CHALLENGE: Pick out the lines below that contain the string "ones" and copy them all.

EXERCISE INPUT:
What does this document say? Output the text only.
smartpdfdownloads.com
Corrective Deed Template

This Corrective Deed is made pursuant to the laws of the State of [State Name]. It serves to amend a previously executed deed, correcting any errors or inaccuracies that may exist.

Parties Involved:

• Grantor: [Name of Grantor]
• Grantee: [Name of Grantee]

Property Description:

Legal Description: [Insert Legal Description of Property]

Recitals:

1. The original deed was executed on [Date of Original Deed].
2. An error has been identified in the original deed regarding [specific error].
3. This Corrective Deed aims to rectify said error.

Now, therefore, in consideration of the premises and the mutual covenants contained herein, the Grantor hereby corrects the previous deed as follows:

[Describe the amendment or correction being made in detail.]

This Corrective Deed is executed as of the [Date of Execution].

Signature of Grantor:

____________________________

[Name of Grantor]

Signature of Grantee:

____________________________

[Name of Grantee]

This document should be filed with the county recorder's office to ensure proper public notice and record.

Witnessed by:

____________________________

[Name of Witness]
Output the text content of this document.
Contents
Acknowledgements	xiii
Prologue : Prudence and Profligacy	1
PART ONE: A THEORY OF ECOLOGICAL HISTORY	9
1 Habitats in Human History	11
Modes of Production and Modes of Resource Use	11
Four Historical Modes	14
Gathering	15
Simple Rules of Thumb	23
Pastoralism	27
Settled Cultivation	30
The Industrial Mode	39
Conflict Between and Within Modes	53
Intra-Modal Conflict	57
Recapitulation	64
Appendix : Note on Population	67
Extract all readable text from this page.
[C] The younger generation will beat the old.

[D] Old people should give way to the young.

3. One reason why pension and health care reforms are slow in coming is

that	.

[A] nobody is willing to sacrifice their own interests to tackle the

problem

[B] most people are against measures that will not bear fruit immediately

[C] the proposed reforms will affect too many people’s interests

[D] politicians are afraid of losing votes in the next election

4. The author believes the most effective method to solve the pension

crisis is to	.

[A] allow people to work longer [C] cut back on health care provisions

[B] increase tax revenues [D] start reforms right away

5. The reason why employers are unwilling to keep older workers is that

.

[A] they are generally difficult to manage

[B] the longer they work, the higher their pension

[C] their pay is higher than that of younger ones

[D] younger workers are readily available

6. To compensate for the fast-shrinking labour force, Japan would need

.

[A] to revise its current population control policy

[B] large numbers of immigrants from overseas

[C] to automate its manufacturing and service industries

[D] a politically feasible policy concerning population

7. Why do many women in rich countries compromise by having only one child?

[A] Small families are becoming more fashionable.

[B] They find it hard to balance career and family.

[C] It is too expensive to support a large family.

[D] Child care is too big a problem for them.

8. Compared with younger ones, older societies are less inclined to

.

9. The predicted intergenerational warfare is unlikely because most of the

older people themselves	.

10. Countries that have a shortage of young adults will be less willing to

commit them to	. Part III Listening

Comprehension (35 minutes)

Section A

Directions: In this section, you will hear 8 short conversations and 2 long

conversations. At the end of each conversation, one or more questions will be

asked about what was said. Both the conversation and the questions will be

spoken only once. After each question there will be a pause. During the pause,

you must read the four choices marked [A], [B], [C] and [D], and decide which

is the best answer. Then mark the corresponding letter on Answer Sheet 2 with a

RESPONSE TO THIS TASK:
[C] their pay is higher than that of younger ones
8. Compared with younger ones, older societies are less inclined to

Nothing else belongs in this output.